═════ READING TEXT

Opinion
2:24-cv-02230-MMM
12-16-2024
ORDER
MICHAEL M. MIHM UNITED STATES DISTRICT JUDGE
Plaintiff asserts claims for inadequate conditions of confinement at the Jerome Combs Detention Center (JCDC).
The case is before the Court for merit review under 28 U.S.C. § 1915A. The Court accepts the factual allegations as true, liberally construing them in Plaintiff's favor. Turley v. Rednour, 729 F.3d 645, 649-51 (7th Cir. 2013). However, conclusory statements and labels are insufficient. Enough facts must be provided to “state a claim for relief that is plausible on its face.” Alexander v. United States, 721 F.3d 418, 422 (7th Cir. 2013) (citation and internal quotation marks omitted). While the pleading standard does not require “detailed factual allegations,” it requires “more than an unadorned, the-defendant-unlawfully-harmed-me accusation.” Wilson v. Ryker, 451 Fed.Appx. 588, 589 (7th Cir. 2011) (quoting Ashcroft v. Iqbal, 556 U.S. 662, 678 (2009)).
Plaintiff names as Defendants Director of the United States Marshals Service Ronald L. Davis, Sheriff Michael Downey, Correctional Lieutenant Perkins, Chief of Corrections Chad Kolitwenzew, and Correctional Corporal Memenga.
Plaintiff raises several allegations regarding the conditions of his confinement in Kankakee County facilities. Plaintiff is a federal detainee on criminal charges in the Northern District of Illinois. He is under the custody of the United States Marshals Service who is holding him in Kankakee County facilities.
Plaintiff alleges he is detained in a facility without windows, resulting in difficulty orienting himself to natural environmental stimuli. He alleges he is not allowed outdoors. Plaintiff is confined in a unit with one-way mirrors that prevents him from seeing outside his tier. He alleges that air is recirculated throughout the facility. He alleges he is held in a cell 20 hours a day and allowed out of his cell 4 hours a day to shower and attend dayroom and the gym. Dayroom is a small area with four tables, showers in wall recesses, three telephones, and a wall mounted television. The gym has a basketball rim. It does not have windows or fresh air. Plaintiff alleges that he experiences headaches because there is constant light in the JCDC. The lights are not turned off at night and detainees are disciplined for covering their lights. Plaintiff complains that every aspect of his daily living is monitored by cameras and correctional officers. If he leaves his living unit to attend sick call or attorney visits he is handcuffed with a waist belt. Plaintiff is not allowed contact visits. He must pay for video visits. Phone calls cost more than $5.00 for 15 minutes.

══════════
═════ DATA PROVIDED

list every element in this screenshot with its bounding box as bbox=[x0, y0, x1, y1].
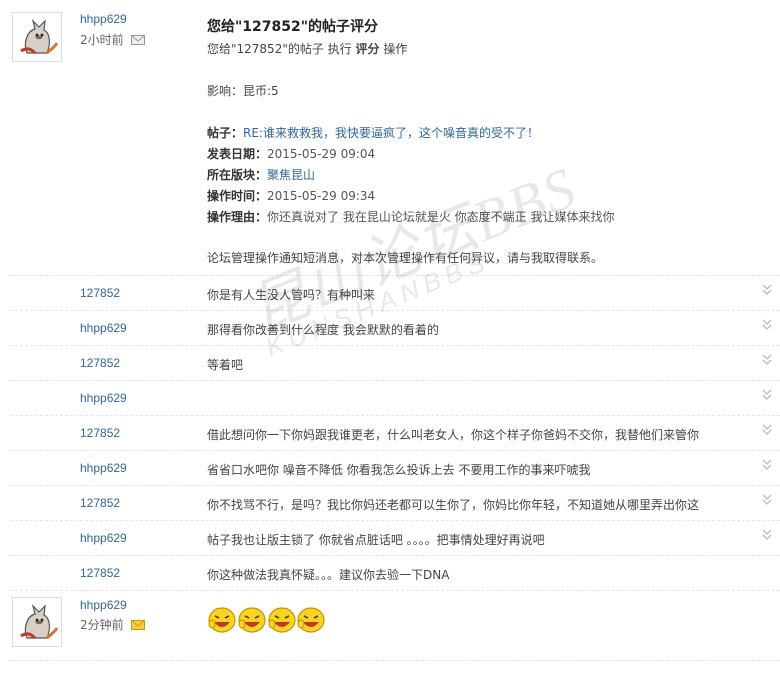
reply-text: 你这种做法我真怀疑。。。建议你去验一下DNA bbox=[207, 568, 450, 582]
post-author[interactable]: hhpp629 bbox=[80, 598, 127, 612]
envelope-unread-icon[interactable] bbox=[131, 619, 146, 633]
laughing-emoji-icon bbox=[237, 606, 267, 637]
emoji-row bbox=[207, 606, 326, 637]
post-time-text: 2小时前 bbox=[80, 33, 124, 47]
expand-chevron-icon[interactable] bbox=[762, 459, 772, 474]
action-subline: 您给"127852"的帖子 执行 评分 操作 bbox=[207, 40, 407, 57]
field-reason: 操作理由：你还真说对了 我在昆山论坛就是火 你态度不端正 我让媒体来找你 bbox=[207, 208, 614, 225]
expand-chevron-icon[interactable] bbox=[762, 319, 772, 334]
field-post-date: 发表日期：2015-05-29 09:04 bbox=[207, 145, 375, 162]
expand-chevron-icon[interactable] bbox=[762, 424, 772, 439]
divider bbox=[10, 660, 780, 661]
field-forum: 所在版块：聚焦昆山 bbox=[207, 166, 315, 183]
reply-author[interactable]: 127852 bbox=[80, 356, 120, 370]
reply-author[interactable]: 127852 bbox=[80, 426, 120, 440]
subline-action: 评分 bbox=[355, 42, 380, 56]
page-title: 您给"127852"的帖子评分 bbox=[207, 19, 379, 35]
divider bbox=[10, 590, 780, 591]
reply-author[interactable]: 127852 bbox=[80, 566, 120, 580]
expand-chevron-icon[interactable] bbox=[762, 529, 772, 544]
field-value: 2015-05-29 09:34 bbox=[267, 189, 376, 203]
reply-author[interactable]: hhpp629 bbox=[80, 531, 127, 545]
cat-avatar-icon bbox=[13, 598, 61, 646]
reply-row[interactable]: hhpp629 那得看你改善到什么程度 我会默默的看着的 bbox=[10, 310, 780, 345]
reply-author[interactable]: 127852 bbox=[80, 496, 120, 510]
expand-chevron-icon[interactable] bbox=[762, 354, 772, 369]
reply-row[interactable]: 127852 你不找骂不行，是吗？我比你妈还老都可以生你了，你妈比你年轻，不知道… bbox=[10, 485, 780, 520]
reply-row[interactable]: 127852 你是有人生没人管吗？有种叫来 bbox=[10, 275, 780, 310]
reply-row[interactable]: 127852 你这种做法我真怀疑。。。建议你去验一下DNA bbox=[10, 555, 780, 590]
avatar[interactable] bbox=[12, 597, 62, 647]
reply-text: 省省口水吧你 噪音不降低 你看我怎么投诉上去 不要用工作的事来吓唬我 bbox=[207, 463, 591, 477]
thread-link[interactable]: RE:谁来救救我，我快要逼疯了，这个噪音真的受不了！ bbox=[243, 126, 539, 140]
reply-text: 帖子我也让版主锁了 你就省点脏话吧 。。。。把事情处理好再说吧 bbox=[207, 533, 545, 547]
subline-prefix: 您给"127852"的帖子 执行 bbox=[207, 42, 356, 56]
admin-notice: 论坛管理操作通知短消息，对本次管理操作有任何异议，请与我取得联系。 bbox=[207, 251, 604, 265]
field-op-time: 操作时间：2015-05-29 09:34 bbox=[207, 187, 375, 204]
forum-link[interactable]: 聚焦昆山 bbox=[267, 168, 315, 182]
reply-text: 那得看你改善到什么程度 我会默默的看着的 bbox=[207, 323, 439, 337]
reply-author[interactable]: hhpp629 bbox=[80, 461, 127, 475]
field-value: 2015-05-29 09:04 bbox=[267, 147, 376, 161]
reply-author[interactable]: hhpp629 bbox=[80, 391, 127, 405]
reply-row[interactable]: 127852 等着吧 bbox=[10, 345, 780, 380]
reply-author[interactable]: hhpp629 bbox=[80, 321, 127, 335]
reply-text: 借此想问你一下你妈跟我谁更老，什么叫老女人，你这个样子你爸妈不交你，我替他们来管… bbox=[207, 428, 700, 442]
field-key: 帖子： bbox=[207, 126, 244, 140]
reply-text: 你不找骂不行，是吗？我比你妈还老都可以生你了，你妈比你年轻，不知道她从哪里弄出你… bbox=[207, 498, 700, 512]
subline-suffix: 操作 bbox=[379, 42, 408, 56]
reply-text: 你是有人生没人管吗？有种叫来 bbox=[207, 288, 376, 302]
field-key: 所在版块： bbox=[207, 168, 268, 182]
envelope-read-icon[interactable] bbox=[131, 34, 146, 48]
post-author[interactable]: hhpp629 bbox=[80, 12, 127, 26]
laughing-emoji-icon bbox=[267, 606, 297, 637]
impact-text: 影响：昆币:5 bbox=[207, 84, 279, 98]
reply-row[interactable]: hhpp629 帖子我也让版主锁了 你就省点脏话吧 。。。。把事情处理好再说吧 bbox=[10, 520, 780, 555]
expand-chevron-icon[interactable] bbox=[762, 389, 772, 404]
field-value: 你还真说对了 我在昆山论坛就是火 你态度不端正 我让媒体来找你 bbox=[267, 210, 615, 224]
field-thread: 帖子：RE:谁来救救我，我快要逼疯了，这个噪音真的受不了！ bbox=[207, 124, 539, 141]
field-key: 发表日期： bbox=[207, 147, 268, 161]
post-time: 2分钟前 bbox=[80, 616, 146, 633]
reply-text: 等着吧 bbox=[207, 358, 244, 372]
reply-author[interactable]: 127852 bbox=[80, 286, 120, 300]
reply-row[interactable]: 127852 借此想问你一下你妈跟我谁更老，什么叫老女人，你这个样子你爸妈不交你… bbox=[10, 415, 780, 450]
expand-chevron-icon[interactable] bbox=[762, 284, 772, 299]
field-key: 操作理由： bbox=[207, 210, 268, 224]
post-time-text: 2分钟前 bbox=[80, 618, 124, 632]
avatar[interactable] bbox=[12, 12, 62, 62]
reply-row[interactable]: hhpp629 省省口水吧你 噪音不降低 你看我怎么投诉上去 不要用工作的事来吓… bbox=[10, 450, 780, 485]
cat-avatar-icon bbox=[13, 13, 61, 61]
post-time: 2小时前 bbox=[80, 31, 146, 48]
laughing-emoji-icon bbox=[296, 606, 326, 637]
reply-row[interactable]: hhpp629 bbox=[10, 380, 780, 415]
expand-chevron-icon[interactable] bbox=[762, 494, 772, 509]
field-key: 操作时间： bbox=[207, 189, 268, 203]
laughing-emoji-icon bbox=[207, 606, 237, 637]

══════════

* WHAT YOU WILL DO *
1. List every Defendant that the court order names, with the title given for each.
2. Carry on the court order about detention conditions at the Jerome Combs Detention Center, picking up after its final sentence.

* EXPECTED RESPONSES *
1.
- Ronald L. Davis, Director of the United States Marshals Service
- Michael Downey, Sheriff
- Perkins, Correctional Lieutenant
- Chad Kolitwenzew, Chief of Corrections
- Memenga, Correctional Corporal

2.
Plaintiff alleges he is not allowed to practice his faith or seek the counsel of a pastor, reverend, or minister, and alleges that the JCDC does not allow Christian fellowship.
Plaintiff alleges his meals are prepared in an “unsanitary” environment infested with mice and insects. He alleges the meal trays have soap residue on them that gets into the food. He alleges the meals are cold and portions are “extremely meager and not nutritious in size or content.” He is not served fruit. Breakfast is a three-ounce bowl of dry cereal and an eight-ounce carton of milk. Breakfast is never served hot.
Plaintiff was provided one pair of socks, one tee shirt, one pair of underwear, and one khaki uniform with a pair of shower shoes. Plaintiff must choose between purchasing additional underwear, or going without underwear while his other set is being laundered. He was placed in general population with a county jail ID number.
Plaintiff alleges he was placed on a unit that was plagued with plumbing issues including sinks that did not have hot or cold running water, showers that did not work, and foul odors of human waste.
Plaintiff alleges the JCDC is infested with crickets, spiders, centipedes, mice, and ants that get into Plaintiff's cell and commissary items which then must be discarded.
Plaintiff alleges the showers “often have black mold” on the ceiling and walls.
Plaintiff is suffering from anxiety, stress, and depression that create psychological and emotional pressure, as he deals with his serious legal issues. He experiences episodes of hopelessness and despair dealing with family and legal issues.
Plaintiff provides allegations about how the conditions of confinement at the Metropolitan Correctional Center in Chicago are much better than the conditions in Kankakee County.
Plaintiff alleges Director Davis caused Plaintiff to be moved from the MCC to the JCDC, knowing that Plaintiff's conditions of confinement at JCDC were as alleged above.
Plaintiff alleges Sheriff Downey was put on notice of the above alleged conditions by Plaintiff filing grievances and exhausting his administrative appeals.
Plaintiff alleges Kolitwenzew is responsible for daily operations and was likewise put on knowledge of these conditions by Plaintiff's grievances.
Plaintiff alleges that the other Defendants were aware of Plaintiff's above allegations and did not take any reasonable action to remedy these issues. He alleges he suffers from mental agony and distress due to these conditions.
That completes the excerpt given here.